Hardware and Software

I've been thinking about the whole "Nature versus Nurture" debate.

If I look back over a few of the recent posts regarding memories, human nature and some of my recent discussions with people about religious concepts and metaphysics, there are a few common threads that seem to appear.

One of the things that has been a common theme in science fiction over the last few years has been a notion that machines are on the verge of an evolutionary breakthrough. It's only a matter of time before machines reach a critical point where they become capable of learning for themselves, and not long after that when they'll achieve self awareness.

If a machine is able to perceive itself, learn from it's environment, and make adjustments to improve it's station with regard to that new data. Does it become like us? How do we determine the difference?

Does a computer have a buddha nature? When artifical intelligence does become a part of our lives, will it have a soul? What is a soul?

It all goes back to the same questions, and all of those questions can be answered by defining the relative parts. But the term that seems to have the strongest defences against definition is "soul".

In a human body, nature is the hardware, nurture is the software. Nature gives us the body through genetics and nurture gives us the ethics, the social acumen, and even the knowledge that helps us use that body. In many cases, we get both of these from our parents.

Buddhism states that we are nothing but the sum of our experiences. If we choose to experience enough things in a specific field then we become attuned to that field.

══════════

Instructions —
A - In the hardware and software post, what does the writer say nurture is in a human body?
B - Do these statements agree with the hardware and software post? Answer yes or no for each, quoting the words of the post that decide it. (i) Nature gives us the body through genetics. (ii) "Soul" is the term that is easiest to define. (iii) We always get both nature and nurture from our parents.
C - Carry on the hardware and software post past its last sentence, in the same voice.

══════════

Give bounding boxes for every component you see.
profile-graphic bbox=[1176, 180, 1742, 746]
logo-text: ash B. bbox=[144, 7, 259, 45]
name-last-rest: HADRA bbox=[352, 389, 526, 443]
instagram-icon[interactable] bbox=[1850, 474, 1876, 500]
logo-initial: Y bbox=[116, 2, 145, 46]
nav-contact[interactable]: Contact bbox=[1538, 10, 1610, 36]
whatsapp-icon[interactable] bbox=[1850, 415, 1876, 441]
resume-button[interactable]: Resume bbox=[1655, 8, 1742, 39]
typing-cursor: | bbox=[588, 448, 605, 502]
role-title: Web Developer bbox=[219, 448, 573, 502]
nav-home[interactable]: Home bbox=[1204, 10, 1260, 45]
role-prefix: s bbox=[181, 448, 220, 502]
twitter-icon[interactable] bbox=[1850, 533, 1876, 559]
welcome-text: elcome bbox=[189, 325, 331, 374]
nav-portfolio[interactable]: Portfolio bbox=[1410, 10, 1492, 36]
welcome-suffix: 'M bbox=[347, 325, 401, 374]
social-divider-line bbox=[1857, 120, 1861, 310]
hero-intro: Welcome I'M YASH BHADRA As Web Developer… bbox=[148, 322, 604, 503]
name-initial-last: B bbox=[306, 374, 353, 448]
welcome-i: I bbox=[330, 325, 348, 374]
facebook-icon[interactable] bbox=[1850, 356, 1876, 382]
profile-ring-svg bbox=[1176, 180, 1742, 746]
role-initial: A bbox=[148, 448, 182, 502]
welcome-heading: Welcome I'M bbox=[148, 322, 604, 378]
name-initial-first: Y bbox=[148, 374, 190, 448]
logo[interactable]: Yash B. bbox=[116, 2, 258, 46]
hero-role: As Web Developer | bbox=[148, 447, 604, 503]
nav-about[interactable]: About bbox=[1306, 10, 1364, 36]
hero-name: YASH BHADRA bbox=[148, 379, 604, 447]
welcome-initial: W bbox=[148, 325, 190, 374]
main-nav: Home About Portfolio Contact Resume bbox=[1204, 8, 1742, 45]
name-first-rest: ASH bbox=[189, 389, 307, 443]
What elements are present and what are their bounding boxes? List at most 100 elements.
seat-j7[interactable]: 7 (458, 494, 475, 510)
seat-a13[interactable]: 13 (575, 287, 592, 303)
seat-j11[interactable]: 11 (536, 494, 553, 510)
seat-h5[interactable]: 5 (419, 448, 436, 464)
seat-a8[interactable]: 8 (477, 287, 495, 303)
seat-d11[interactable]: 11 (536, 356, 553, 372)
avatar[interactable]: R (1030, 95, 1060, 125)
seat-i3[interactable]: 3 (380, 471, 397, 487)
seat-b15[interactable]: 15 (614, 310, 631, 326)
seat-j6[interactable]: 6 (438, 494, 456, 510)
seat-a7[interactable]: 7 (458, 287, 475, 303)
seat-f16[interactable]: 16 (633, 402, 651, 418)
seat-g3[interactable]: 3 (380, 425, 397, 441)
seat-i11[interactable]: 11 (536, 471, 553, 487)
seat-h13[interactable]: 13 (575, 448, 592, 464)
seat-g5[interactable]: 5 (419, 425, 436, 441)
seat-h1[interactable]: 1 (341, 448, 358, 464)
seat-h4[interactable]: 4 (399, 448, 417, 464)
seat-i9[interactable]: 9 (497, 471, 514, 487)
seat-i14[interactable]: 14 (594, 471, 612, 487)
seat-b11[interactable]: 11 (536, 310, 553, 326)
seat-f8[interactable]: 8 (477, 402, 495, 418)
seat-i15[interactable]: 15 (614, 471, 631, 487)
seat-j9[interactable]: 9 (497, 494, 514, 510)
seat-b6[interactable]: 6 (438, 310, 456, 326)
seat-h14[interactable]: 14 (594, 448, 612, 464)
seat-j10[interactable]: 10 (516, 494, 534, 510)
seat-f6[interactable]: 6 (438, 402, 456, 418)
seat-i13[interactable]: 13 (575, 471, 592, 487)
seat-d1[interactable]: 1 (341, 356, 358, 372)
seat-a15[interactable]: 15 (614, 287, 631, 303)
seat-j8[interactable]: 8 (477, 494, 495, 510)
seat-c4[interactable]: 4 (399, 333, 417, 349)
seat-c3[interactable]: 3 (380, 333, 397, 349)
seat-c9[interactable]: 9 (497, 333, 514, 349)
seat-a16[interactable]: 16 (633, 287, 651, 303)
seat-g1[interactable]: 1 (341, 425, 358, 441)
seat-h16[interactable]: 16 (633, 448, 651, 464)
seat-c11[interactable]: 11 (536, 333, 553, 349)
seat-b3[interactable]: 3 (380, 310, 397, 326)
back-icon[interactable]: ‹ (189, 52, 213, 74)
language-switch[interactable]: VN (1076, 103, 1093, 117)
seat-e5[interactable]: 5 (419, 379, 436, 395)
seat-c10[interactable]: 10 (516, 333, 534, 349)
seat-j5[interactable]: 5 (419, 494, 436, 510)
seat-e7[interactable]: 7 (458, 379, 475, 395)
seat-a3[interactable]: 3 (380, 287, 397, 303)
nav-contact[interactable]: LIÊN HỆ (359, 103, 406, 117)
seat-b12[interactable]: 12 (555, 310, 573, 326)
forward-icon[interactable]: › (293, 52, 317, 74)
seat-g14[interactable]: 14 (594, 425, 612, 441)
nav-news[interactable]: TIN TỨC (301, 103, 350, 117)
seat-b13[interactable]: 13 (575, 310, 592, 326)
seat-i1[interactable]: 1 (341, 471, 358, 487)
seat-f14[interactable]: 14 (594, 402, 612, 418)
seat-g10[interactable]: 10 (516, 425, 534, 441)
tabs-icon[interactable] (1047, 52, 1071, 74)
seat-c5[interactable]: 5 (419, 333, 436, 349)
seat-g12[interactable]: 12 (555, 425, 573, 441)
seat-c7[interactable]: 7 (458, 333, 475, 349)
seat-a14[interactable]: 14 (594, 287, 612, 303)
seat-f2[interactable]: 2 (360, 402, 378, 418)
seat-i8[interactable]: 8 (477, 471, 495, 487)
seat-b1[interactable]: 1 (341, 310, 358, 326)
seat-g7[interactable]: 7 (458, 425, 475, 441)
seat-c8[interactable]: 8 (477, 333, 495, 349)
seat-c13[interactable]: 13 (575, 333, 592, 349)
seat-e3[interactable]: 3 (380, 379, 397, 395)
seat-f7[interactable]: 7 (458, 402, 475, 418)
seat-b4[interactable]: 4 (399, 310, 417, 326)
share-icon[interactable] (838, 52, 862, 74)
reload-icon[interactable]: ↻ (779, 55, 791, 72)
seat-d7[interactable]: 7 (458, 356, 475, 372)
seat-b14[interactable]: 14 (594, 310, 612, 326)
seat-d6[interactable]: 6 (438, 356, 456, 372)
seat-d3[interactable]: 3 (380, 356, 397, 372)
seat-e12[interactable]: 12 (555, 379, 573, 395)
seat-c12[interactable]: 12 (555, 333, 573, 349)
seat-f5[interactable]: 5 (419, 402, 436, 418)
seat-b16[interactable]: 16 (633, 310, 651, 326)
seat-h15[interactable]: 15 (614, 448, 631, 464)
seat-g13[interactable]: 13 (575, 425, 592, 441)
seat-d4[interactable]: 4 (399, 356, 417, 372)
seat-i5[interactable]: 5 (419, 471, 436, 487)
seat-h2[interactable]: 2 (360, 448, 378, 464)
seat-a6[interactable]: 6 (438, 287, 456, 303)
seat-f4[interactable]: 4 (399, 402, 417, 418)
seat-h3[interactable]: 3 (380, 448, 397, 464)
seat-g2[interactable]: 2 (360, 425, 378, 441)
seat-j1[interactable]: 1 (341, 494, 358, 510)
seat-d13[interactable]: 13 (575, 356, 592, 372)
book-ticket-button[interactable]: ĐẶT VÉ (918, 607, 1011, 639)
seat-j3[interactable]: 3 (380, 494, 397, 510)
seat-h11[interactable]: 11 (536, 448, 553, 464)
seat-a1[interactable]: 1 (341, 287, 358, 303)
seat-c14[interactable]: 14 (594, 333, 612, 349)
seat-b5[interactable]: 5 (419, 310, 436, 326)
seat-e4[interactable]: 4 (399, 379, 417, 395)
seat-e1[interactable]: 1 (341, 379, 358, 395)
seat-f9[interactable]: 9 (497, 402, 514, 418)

══════════

Answers by task —
A - Nurture is the software.

B -
(i) Yes: "Nature gives us the body through genetics"
(ii) No: "the term that seems to have the strongest defences against definition is "soul""
(iii) No: "In many cases, we get both of these from our parents."

C -
Gnostics believed that we were souls trapped in mortal shells, learning through the physical world so that we might transcend it.

Other forms of Christianity choose not to define the soul at all. It seems a bit of a cop out.

If the theories of science fiction come to pass...if electronic life becomes the next dominant form on the planet, what will they perceive of us? We can assume that they'll have the same drive for self improvement, this is a natural instinct that has continued throughout eternity.

Is heaven simply going to be a chance to upload our consciousness into a digital paradise, kind of like the matrix, but without leaving our physical bodies behind to empower great enslaving machines?

Is hell going to be a struggle against those machines when the time of apocalypse dawns?

It's certainly not the way that most fundamentalist Christians or other religious groups might see the end times.

If we transcend our biological hardware, will we still be the people we are today? Will our souls still have relevance?

I don't have the answer, but I'll keep thinking about it.